TASK DESCRIPTION: Search the listing for "placeholder" and copy every line where it appears.
— begin MATERIAL SHOWN —
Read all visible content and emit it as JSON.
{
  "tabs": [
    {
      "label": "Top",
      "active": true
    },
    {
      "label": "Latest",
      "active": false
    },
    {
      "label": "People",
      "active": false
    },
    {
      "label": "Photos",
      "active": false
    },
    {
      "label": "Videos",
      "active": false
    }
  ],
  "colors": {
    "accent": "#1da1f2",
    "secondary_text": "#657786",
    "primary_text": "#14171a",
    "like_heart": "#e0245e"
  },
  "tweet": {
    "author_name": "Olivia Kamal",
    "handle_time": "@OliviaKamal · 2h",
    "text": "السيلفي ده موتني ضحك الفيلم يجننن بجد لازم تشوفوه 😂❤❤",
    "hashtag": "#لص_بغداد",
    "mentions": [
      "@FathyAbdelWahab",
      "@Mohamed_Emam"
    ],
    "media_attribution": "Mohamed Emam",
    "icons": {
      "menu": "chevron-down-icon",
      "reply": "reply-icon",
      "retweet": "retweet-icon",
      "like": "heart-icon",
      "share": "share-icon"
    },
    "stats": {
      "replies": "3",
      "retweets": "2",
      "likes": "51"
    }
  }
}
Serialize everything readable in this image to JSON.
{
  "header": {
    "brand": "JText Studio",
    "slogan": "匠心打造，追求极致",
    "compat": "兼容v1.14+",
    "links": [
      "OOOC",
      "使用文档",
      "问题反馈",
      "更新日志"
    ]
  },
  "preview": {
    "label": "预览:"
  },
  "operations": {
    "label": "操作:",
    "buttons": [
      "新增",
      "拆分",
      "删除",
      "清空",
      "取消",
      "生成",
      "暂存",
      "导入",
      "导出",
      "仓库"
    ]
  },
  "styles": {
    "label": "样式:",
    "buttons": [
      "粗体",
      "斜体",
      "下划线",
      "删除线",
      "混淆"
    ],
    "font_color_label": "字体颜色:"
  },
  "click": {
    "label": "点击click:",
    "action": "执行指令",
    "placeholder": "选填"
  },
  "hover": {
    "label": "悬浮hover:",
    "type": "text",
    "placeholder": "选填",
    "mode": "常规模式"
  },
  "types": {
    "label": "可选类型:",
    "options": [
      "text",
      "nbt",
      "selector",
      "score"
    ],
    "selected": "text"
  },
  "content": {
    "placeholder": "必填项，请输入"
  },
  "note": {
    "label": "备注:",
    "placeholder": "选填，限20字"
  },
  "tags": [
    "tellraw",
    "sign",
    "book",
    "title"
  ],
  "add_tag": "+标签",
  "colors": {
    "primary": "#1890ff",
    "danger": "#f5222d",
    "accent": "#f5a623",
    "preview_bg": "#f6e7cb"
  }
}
— end MATERIAL SHOWN —
SOLUTION TO THE EXERCISE:
    "placeholder": "选填"
    "placeholder": "选填",
    "placeholder": "必填项，请输入"
    "placeholder": "选填，限20字"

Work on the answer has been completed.